* Exercise description: Copy only the lines between the one containing "Give me the" and the end of the records, both included, leaving out pictures.

Data entries:
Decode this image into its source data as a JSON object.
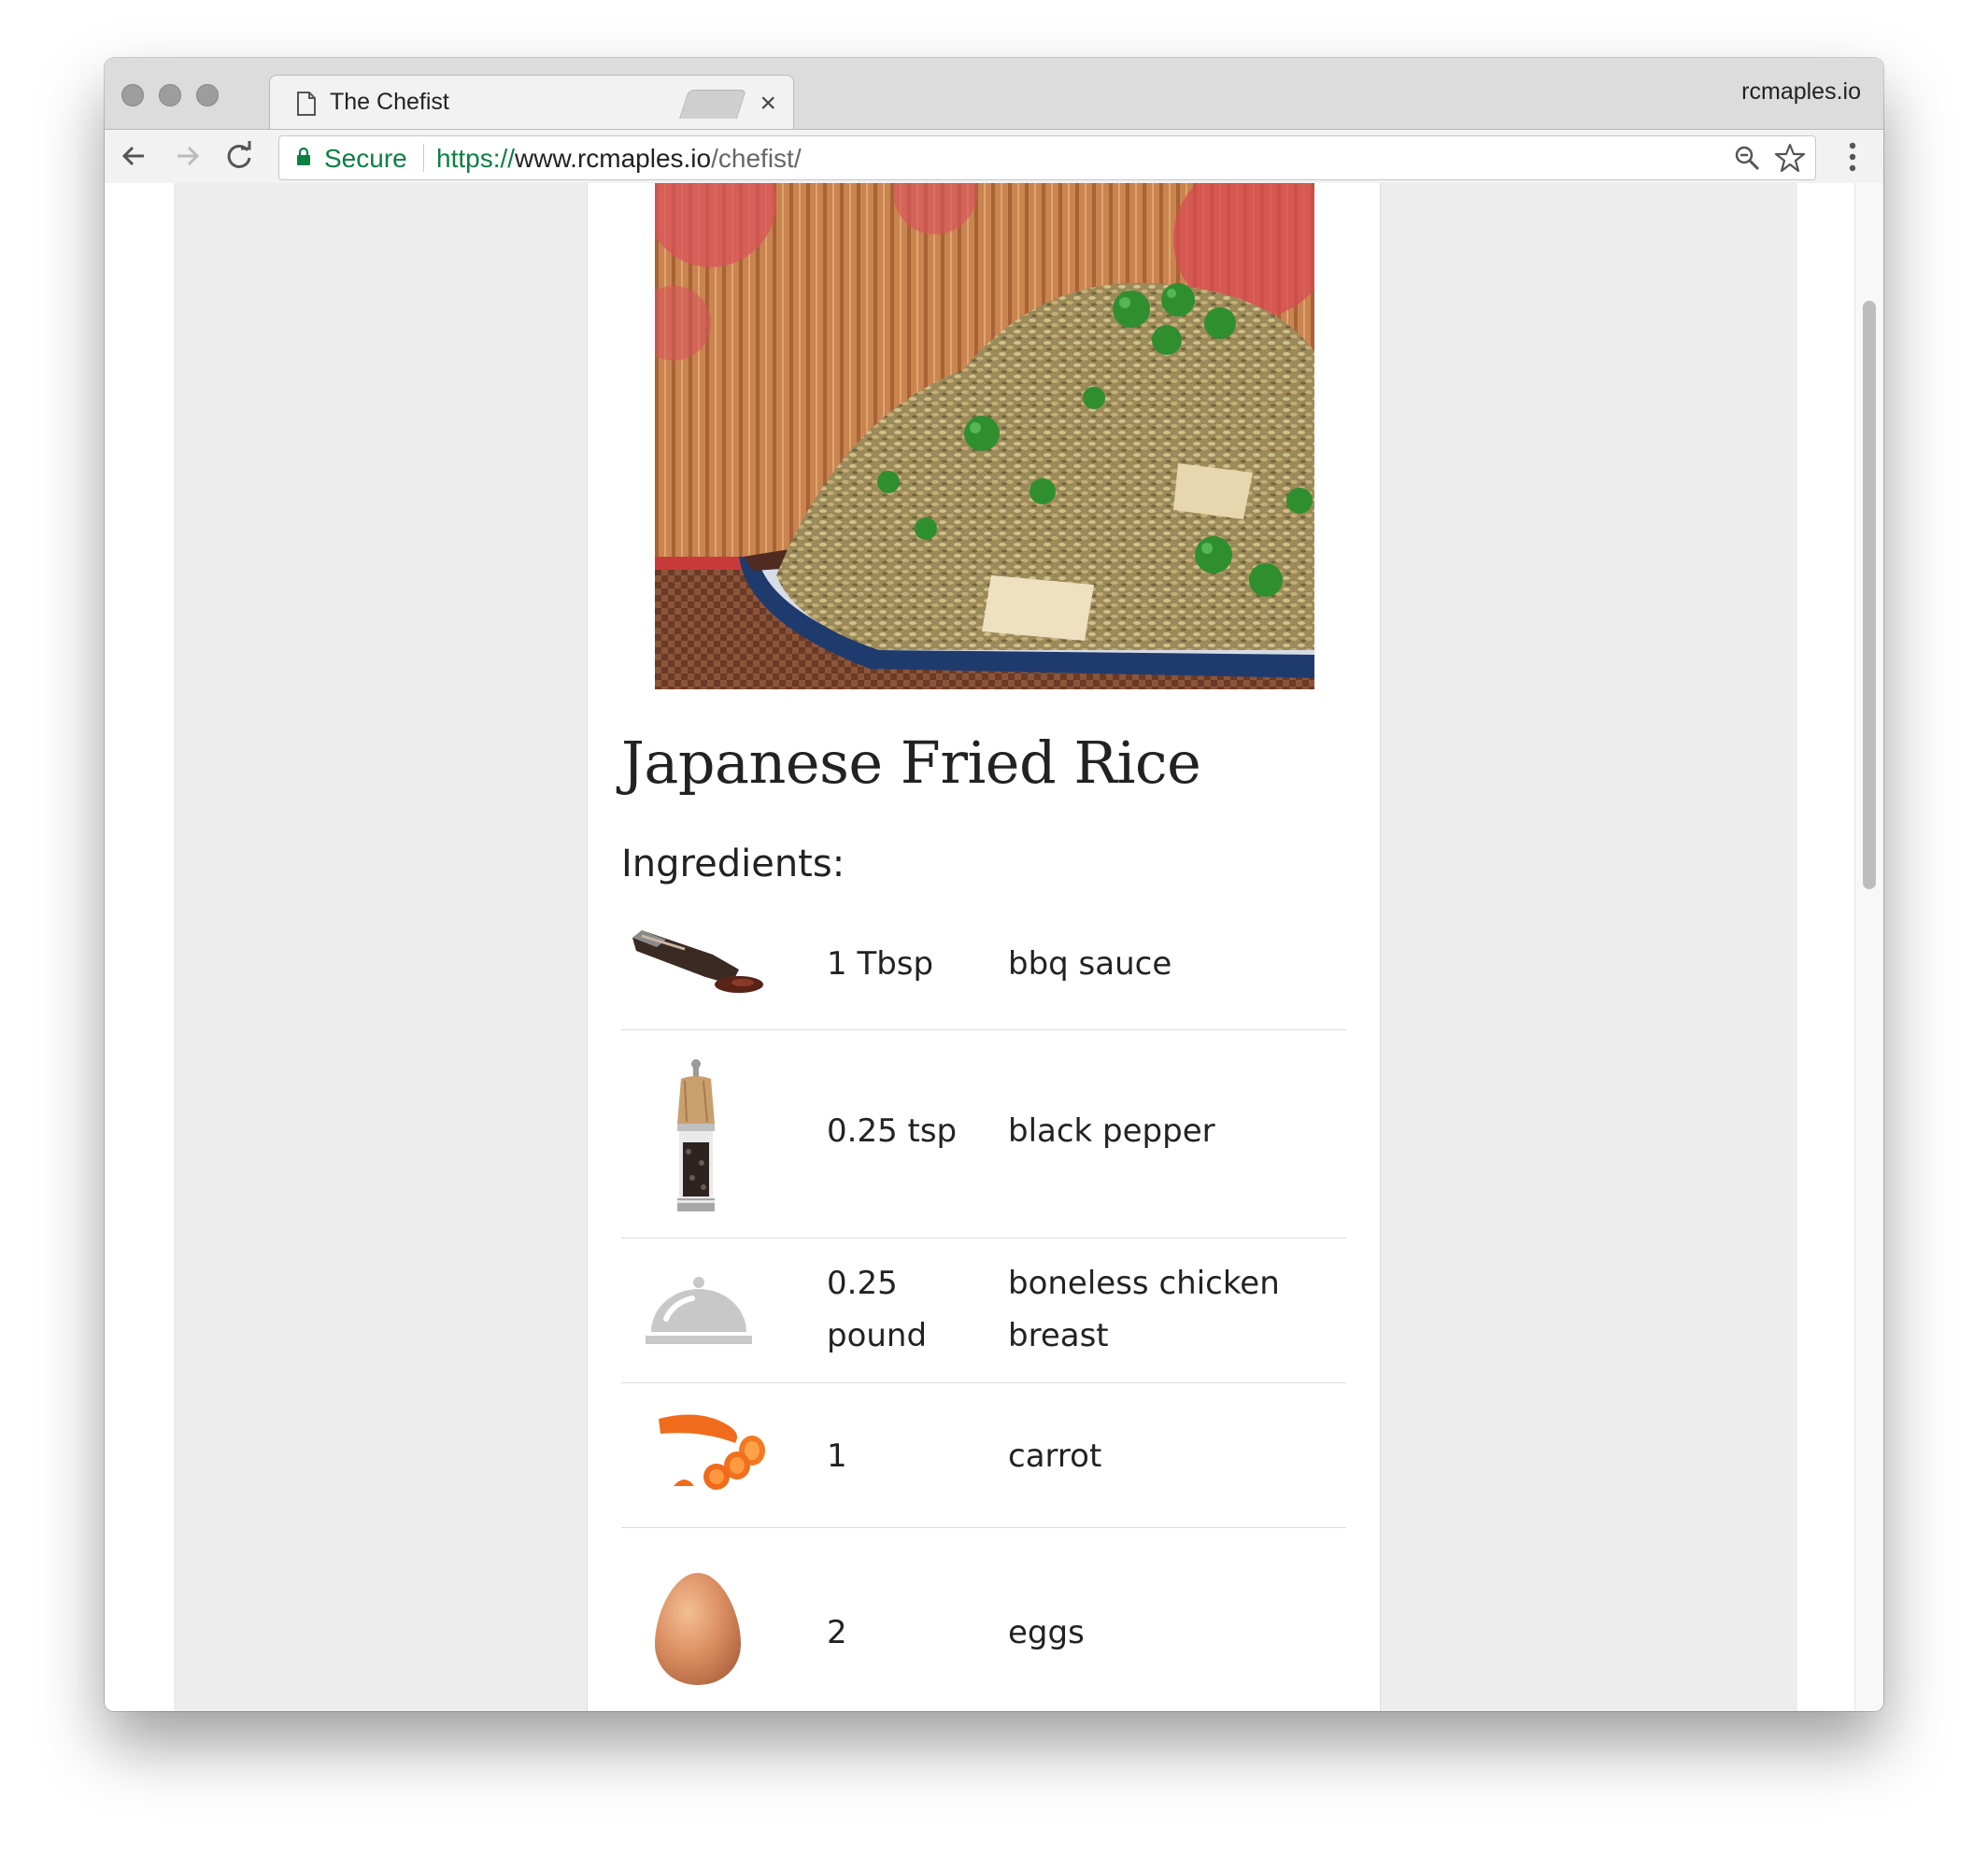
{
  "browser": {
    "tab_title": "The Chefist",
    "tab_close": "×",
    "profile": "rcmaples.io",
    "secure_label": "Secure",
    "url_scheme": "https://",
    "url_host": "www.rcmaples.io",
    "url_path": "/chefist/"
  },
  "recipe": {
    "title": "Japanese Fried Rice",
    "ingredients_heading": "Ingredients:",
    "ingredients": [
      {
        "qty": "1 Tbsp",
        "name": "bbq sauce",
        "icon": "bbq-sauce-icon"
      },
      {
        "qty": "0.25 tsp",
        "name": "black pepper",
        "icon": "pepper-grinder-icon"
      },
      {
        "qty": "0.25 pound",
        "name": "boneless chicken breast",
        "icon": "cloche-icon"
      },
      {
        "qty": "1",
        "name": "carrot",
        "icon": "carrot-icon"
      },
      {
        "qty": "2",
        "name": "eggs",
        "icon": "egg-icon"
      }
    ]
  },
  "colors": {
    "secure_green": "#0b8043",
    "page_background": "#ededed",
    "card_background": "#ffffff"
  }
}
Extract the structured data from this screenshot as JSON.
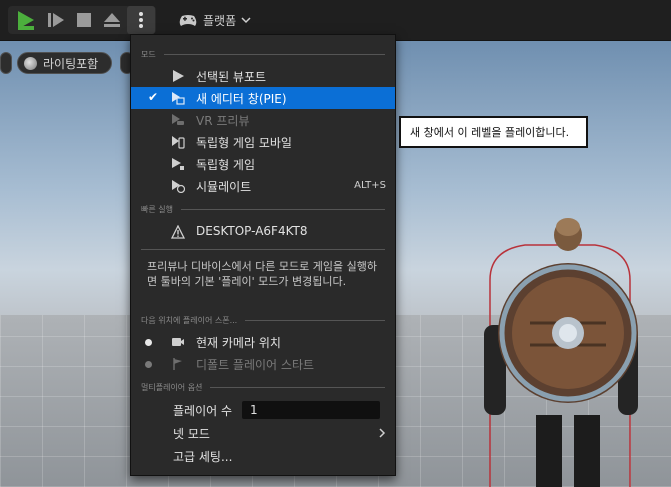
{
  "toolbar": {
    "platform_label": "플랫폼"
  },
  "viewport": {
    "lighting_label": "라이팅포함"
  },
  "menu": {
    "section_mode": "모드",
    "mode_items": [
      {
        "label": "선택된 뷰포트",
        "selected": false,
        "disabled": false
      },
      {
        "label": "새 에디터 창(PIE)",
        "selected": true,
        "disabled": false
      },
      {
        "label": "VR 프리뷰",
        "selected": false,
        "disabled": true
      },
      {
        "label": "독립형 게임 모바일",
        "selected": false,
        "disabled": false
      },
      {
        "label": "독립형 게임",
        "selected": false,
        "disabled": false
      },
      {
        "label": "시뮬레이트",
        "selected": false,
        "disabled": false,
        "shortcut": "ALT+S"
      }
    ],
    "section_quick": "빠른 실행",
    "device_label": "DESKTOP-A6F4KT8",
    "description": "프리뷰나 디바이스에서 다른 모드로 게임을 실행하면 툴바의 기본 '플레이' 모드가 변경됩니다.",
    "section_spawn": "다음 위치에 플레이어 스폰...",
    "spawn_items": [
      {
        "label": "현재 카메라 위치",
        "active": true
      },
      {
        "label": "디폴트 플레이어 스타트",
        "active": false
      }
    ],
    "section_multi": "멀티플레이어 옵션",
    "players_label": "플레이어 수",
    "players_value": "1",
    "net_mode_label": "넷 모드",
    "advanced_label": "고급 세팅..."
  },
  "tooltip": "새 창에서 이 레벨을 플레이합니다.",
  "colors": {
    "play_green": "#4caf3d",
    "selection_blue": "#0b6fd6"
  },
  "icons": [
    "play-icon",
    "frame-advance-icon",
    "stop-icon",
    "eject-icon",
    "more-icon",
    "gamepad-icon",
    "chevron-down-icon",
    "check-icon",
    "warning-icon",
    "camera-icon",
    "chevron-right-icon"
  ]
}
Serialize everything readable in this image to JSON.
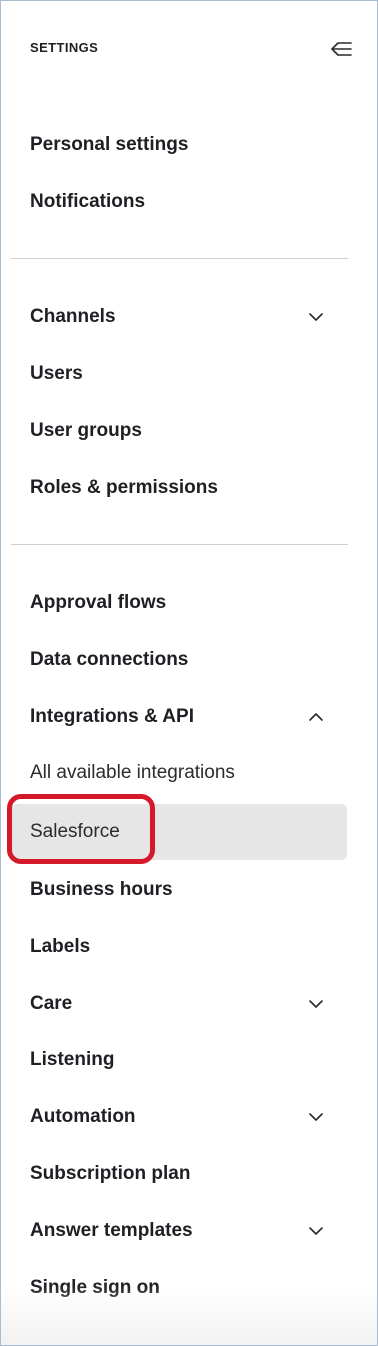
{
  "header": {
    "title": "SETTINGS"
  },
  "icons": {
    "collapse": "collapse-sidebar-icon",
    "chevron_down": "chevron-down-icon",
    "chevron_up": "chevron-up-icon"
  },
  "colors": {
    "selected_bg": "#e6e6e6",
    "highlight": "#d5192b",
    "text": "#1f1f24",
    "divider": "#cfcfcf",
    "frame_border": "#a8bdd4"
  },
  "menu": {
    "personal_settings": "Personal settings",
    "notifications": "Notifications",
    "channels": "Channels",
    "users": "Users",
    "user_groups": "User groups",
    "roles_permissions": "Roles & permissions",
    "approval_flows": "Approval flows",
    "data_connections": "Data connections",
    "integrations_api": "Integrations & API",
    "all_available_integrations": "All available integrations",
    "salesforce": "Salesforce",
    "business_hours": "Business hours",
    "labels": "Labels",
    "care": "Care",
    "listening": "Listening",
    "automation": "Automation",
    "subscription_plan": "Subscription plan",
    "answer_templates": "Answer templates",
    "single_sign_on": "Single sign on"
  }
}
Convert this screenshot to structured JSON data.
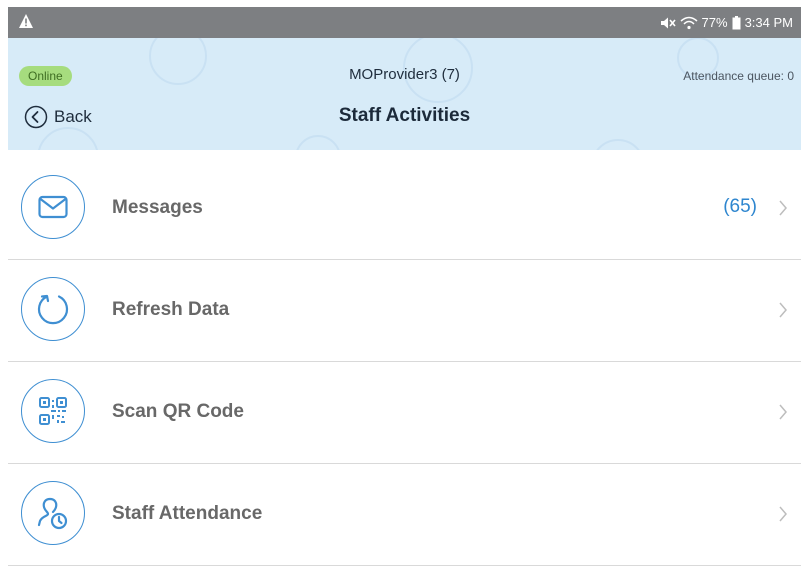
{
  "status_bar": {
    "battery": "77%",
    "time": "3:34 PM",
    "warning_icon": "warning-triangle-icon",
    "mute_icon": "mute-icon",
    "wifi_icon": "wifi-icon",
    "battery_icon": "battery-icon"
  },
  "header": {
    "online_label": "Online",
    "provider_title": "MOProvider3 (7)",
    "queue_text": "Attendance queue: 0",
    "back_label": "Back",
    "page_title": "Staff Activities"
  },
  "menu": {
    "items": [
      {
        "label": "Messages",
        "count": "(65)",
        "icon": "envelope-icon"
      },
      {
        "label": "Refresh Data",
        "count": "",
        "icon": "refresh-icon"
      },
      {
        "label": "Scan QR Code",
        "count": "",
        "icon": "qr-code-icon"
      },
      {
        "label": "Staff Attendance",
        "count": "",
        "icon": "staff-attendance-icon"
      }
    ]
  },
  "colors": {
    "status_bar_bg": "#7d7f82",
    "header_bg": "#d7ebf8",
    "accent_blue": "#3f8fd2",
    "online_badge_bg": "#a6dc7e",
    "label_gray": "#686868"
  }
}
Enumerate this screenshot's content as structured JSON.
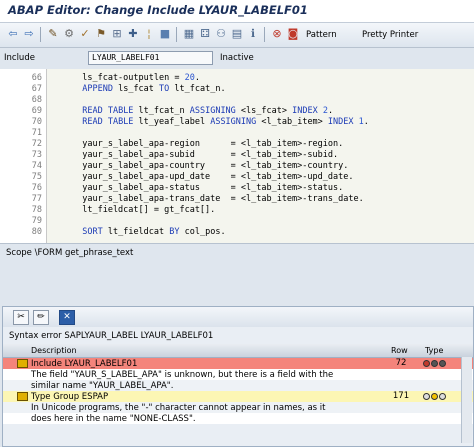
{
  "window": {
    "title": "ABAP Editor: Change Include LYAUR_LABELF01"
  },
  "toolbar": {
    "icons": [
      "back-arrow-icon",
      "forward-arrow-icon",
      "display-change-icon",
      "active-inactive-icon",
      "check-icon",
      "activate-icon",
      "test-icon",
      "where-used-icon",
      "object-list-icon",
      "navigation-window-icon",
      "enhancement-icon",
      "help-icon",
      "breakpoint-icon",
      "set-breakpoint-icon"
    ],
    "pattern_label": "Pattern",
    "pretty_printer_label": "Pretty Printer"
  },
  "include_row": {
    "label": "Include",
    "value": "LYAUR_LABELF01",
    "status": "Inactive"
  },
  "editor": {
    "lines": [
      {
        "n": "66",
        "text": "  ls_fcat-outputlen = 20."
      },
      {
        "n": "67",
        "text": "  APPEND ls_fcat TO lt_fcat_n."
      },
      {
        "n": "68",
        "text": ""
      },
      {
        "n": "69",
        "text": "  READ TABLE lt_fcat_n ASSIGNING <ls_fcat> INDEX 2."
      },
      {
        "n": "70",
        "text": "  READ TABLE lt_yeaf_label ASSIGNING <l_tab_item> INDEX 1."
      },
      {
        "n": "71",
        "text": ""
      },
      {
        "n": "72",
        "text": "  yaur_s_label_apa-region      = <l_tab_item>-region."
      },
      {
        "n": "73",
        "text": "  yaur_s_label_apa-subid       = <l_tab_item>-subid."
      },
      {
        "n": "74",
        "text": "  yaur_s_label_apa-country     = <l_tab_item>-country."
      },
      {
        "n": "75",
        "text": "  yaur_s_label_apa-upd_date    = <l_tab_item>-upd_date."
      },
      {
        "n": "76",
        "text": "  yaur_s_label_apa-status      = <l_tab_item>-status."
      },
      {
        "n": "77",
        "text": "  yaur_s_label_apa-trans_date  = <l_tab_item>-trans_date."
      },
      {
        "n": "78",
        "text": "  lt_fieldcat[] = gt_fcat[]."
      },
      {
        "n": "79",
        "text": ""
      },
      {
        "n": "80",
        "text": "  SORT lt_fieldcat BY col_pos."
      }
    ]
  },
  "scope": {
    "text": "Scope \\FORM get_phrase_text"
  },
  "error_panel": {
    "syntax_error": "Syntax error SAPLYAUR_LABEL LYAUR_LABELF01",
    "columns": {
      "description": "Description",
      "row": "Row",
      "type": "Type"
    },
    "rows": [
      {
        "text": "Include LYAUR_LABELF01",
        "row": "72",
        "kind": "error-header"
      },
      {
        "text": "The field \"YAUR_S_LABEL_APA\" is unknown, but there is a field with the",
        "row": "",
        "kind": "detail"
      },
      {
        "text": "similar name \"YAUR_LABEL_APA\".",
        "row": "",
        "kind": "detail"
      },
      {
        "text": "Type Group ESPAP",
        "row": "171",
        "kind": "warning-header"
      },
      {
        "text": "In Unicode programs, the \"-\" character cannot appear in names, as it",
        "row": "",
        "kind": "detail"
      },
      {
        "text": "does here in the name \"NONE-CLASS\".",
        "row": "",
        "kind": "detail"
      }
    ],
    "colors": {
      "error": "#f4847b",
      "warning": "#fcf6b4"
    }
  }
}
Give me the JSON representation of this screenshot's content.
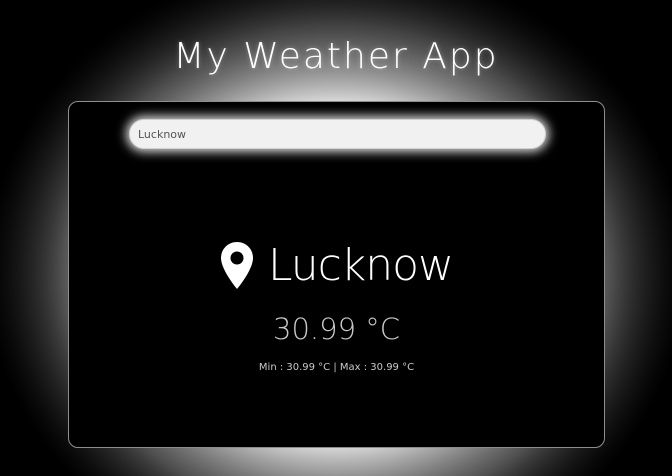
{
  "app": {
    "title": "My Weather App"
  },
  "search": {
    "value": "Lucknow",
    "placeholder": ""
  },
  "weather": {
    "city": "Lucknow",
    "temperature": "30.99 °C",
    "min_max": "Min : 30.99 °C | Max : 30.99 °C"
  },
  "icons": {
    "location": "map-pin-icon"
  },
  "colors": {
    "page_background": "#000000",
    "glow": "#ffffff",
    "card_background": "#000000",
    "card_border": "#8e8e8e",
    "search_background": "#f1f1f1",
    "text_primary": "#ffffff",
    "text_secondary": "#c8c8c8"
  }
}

* Reply to the task:
Give me the JSON representation of this screenshot's content.
{
  "app": {
    "title": "My Weather App"
  },
  "search": {
    "value": "Lucknow",
    "placeholder": ""
  },
  "weather": {
    "city": "Lucknow",
    "temperature": "30.99 °C",
    "min_max": "Min : 30.99 °C | Max : 30.99 °C"
  },
  "icons": {
    "location": "map-pin-icon"
  },
  "colors": {
    "page_background": "#000000",
    "glow": "#ffffff",
    "card_background": "#000000",
    "card_border": "#8e8e8e",
    "search_background": "#f1f1f1",
    "text_primary": "#ffffff",
    "text_secondary": "#c8c8c8"
  }
}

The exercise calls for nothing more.